====== PROVIDED RECORDS ======

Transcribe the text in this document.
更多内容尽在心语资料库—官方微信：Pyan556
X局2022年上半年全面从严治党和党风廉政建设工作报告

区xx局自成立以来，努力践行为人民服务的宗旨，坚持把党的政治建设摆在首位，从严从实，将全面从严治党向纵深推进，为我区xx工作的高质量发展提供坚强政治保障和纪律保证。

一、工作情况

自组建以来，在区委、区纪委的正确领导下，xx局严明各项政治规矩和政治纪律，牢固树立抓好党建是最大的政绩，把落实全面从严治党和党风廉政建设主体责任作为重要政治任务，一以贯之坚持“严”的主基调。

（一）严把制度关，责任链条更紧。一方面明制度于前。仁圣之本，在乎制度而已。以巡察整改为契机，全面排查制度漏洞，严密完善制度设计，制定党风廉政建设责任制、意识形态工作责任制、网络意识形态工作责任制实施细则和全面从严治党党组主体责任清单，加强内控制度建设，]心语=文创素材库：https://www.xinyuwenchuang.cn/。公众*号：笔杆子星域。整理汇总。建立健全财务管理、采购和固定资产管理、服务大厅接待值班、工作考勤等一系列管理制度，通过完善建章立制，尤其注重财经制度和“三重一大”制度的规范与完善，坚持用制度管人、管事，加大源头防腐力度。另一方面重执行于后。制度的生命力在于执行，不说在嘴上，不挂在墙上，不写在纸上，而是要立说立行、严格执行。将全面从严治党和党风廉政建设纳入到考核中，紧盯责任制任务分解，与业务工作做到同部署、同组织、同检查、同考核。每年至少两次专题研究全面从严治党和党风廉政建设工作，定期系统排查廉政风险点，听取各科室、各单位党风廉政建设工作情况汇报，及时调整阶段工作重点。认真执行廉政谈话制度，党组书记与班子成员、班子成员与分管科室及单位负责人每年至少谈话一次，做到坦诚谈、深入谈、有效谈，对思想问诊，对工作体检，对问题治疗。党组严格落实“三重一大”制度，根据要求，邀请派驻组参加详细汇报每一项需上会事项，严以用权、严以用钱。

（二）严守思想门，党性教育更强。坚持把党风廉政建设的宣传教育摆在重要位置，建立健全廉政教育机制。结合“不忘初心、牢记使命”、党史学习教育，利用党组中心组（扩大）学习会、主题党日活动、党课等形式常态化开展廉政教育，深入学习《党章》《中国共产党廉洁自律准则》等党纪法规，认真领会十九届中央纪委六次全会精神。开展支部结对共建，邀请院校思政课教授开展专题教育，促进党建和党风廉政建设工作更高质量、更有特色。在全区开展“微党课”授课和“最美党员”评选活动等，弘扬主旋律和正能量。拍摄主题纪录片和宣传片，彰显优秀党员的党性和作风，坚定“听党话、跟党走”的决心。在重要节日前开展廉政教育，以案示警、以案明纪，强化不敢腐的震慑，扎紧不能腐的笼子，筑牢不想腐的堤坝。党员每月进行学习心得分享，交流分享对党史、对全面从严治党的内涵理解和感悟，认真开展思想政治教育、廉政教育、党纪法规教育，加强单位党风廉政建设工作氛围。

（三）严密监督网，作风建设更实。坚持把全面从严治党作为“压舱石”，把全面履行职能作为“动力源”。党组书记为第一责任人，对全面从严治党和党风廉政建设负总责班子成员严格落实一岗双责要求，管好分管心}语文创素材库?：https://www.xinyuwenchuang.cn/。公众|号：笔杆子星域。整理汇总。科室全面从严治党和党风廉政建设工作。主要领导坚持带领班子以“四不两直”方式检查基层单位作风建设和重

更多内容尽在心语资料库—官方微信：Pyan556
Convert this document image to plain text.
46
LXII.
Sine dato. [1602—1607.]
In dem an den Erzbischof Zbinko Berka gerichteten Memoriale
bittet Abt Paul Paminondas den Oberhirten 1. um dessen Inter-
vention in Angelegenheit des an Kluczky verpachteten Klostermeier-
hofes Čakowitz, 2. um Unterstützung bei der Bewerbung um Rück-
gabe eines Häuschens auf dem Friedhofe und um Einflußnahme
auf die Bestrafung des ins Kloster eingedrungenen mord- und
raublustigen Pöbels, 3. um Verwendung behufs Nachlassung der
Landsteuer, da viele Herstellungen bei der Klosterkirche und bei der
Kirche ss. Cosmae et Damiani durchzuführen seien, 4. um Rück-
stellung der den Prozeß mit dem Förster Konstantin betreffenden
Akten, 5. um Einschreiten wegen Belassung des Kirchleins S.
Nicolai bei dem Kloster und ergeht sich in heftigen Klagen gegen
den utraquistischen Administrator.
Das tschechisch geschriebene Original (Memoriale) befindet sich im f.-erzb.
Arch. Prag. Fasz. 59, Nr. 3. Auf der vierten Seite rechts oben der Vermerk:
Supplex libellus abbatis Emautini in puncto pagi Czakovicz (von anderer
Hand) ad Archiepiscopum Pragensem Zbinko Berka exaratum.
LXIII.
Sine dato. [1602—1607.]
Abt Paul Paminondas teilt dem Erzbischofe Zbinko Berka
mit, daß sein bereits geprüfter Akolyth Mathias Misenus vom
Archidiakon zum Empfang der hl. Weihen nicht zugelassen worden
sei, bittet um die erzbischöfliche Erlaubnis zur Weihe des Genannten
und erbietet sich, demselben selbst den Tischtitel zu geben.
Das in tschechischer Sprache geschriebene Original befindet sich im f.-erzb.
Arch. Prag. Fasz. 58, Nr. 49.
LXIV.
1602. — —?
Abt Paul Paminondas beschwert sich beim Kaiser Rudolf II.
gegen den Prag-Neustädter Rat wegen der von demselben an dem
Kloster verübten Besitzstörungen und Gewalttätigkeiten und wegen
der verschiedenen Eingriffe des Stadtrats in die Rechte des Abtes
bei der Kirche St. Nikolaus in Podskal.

======

__PROBLEM TO SOLVE__
Restate each record word for word.

__CORRECT RESULT__
Transcribe the text in this document.
更多内容尽在心语资料库—官方微信：Pyan556
X局2022年上半年全面从严治党和党风廉政建设工作报告

区xx局自成立以来，努力践行为人民服务的宗旨，坚持把党的政治建设摆在首位，从严从实，将全面从严治党向纵深推进，为我区xx工作的高质量发展提供坚强政治保障和纪律保证。

一、工作情况

自组建以来，在区委、区纪委的正确领导下，xx局严明各项政治规矩和政治纪律，牢固树立抓好党建是最大的政绩，把落实全面从严治党和党风廉政建设主体责任作为重要政治任务，一以贯之坚持“严”的主基调。

（一）严把制度关，责任链条更紧。一方面明制度于前。仁圣之本，在乎制度而已。以巡察整改为契机，全面排查制度漏洞，严密完善制度设计，制定党风廉政建设责任制、意识形态工作责任制、网络意识形态工作责任制实施细则和全面从严治党党组主体责任清单，加强内控制度建设，]心语=文创素材库：https://www.xinyuwenchuang.cn/。公众*号：笔杆子星域。整理汇总。建立健全财务管理、采购和固定资产管理、服务大厅接待值班、工作考勤等一系列管理制度，通过完善建章立制，尤其注重财经制度和“三重一大”制度的规范与完善，坚持用制度管人、管事，加大源头防腐力度。另一方面重执行于后。制度的生命力在于执行，不说在嘴上，不挂在墙上，不写在纸上，而是要立说立行、严格执行。将全面从严治党和党风廉政建设纳入到考核中，紧盯责任制任务分解，与业务工作做到同部署、同组织、同检查、同考核。每年至少两次专题研究全面从严治党和党风廉政建设工作，定期系统排查廉政风险点，听取各科室、各单位党风廉政建设工作情况汇报，及时调整阶段工作重点。认真执行廉政谈话制度，党组书记与班子成员、班子成员与分管科室及单位负责人每年至少谈话一次，做到坦诚谈、深入谈、有效谈，对思想问诊，对工作体检，对问题治疗。党组严格落实“三重一大”制度，根据要求，邀请派驻组参加详细汇报每一项需上会事项，严以用权、严以用钱。

（二）严守思想门，党性教育更强。坚持把党风廉政建设的宣传教育摆在重要位置，建立健全廉政教育机制。结合“不忘初心、牢记使命”、党史学习教育，利用党组中心组（扩大）学习会、主题党日活动、党课等形式常态化开展廉政教育，深入学习《党章》《中国共产党廉洁自律准则》等党纪法规，认真领会十九届中央纪委六次全会精神。开展支部结对共建，邀请院校思政课教授开展专题教育，促进党建和党风廉政建设工作更高质量、更有特色。在全区开展“微党课”授课和“最美党员”评选活动等，弘扬主旋律和正能量。拍摄主题纪录片和宣传片，彰显优秀党员的党性和作风，坚定“听党话、跟党走”的决心。在重要节日前开展廉政教育，以案示警、以案明纪，强化不敢腐的震慑，扎紧不能腐的笼子，筑牢不想腐的堤坝。党员每月进行学习心得分享，交流分享对党史、对全面从严治党的内涵理解和感悟，认真开展思想政治教育、廉政教育、党纪法规教育，加强单位党风廉政建设工作氛围。

（三）严密监督网，作风建设更实。坚持把全面从严治党作为“压舱石”，把全面履行职能作为“动力源”。党组书记为第一责任人，对全面从严治党和党风廉政建设负总责班子成员严格落实一岗双责要求，管好分管心}语文创素材库?：https://www.xinyuwenchuang.cn/。公众|号：笔杆子星域。整理汇总。科室全面从严治党和党风廉政建设工作。主要领导坚持带领班子以“四不两直”方式检查基层单位作风建设和重

更多内容尽在心语资料库—官方微信：Pyan556
Convert this document image to plain text.
46
LXII.
Sine dato. [1602—1607.]
In dem an den Erzbischof Zbinko Berka gerichteten Memoriale
bittet Abt Paul Paminondas den Oberhirten 1. um dessen Inter-
vention in Angelegenheit des an Kluczky verpachteten Klostermeier-
hofes Čakowitz, 2. um Unterstützung bei der Bewerbung um Rück-
gabe eines Häuschens auf dem Friedhofe und um Einflußnahme
auf die Bestrafung des ins Kloster eingedrungenen mord- und
raublustigen Pöbels, 3. um Verwendung behufs Nachlassung der
Landsteuer, da viele Herstellungen bei der Klosterkirche und bei der
Kirche ss. Cosmae et Damiani durchzuführen seien, 4. um Rück-
stellung der den Prozeß mit dem Förster Konstantin betreffenden
Akten, 5. um Einschreiten wegen Belassung des Kirchleins S.
Nicolai bei dem Kloster und ergeht sich in heftigen Klagen gegen
den utraquistischen Administrator.
Das tschechisch geschriebene Original (Memoriale) befindet sich im f.-erzb.
Arch. Prag. Fasz. 59, Nr. 3. Auf der vierten Seite rechts oben der Vermerk:
Supplex libellus abbatis Emautini in puncto pagi Czakovicz (von anderer
Hand) ad Archiepiscopum Pragensem Zbinko Berka exaratum.
LXIII.
Sine dato. [1602—1607.]
Abt Paul Paminondas teilt dem Erzbischofe Zbinko Berka
mit, daß sein bereits geprüfter Akolyth Mathias Misenus vom
Archidiakon zum Empfang der hl. Weihen nicht zugelassen worden
sei, bittet um die erzbischöfliche Erlaubnis zur Weihe des Genannten
und erbietet sich, demselben selbst den Tischtitel zu geben.
Das in tschechischer Sprache geschriebene Original befindet sich im f.-erzb.
Arch. Prag. Fasz. 58, Nr. 49.
LXIV.
1602. — —?
Abt Paul Paminondas beschwert sich beim Kaiser Rudolf II.
gegen den Prag-Neustädter Rat wegen der von demselben an dem
Kloster verübten Besitzstörungen und Gewalttätigkeiten und wegen
der verschiedenen Eingriffe des Stadtrats in die Rechte des Abtes
bei der Kirche St. Nikolaus in Podskal.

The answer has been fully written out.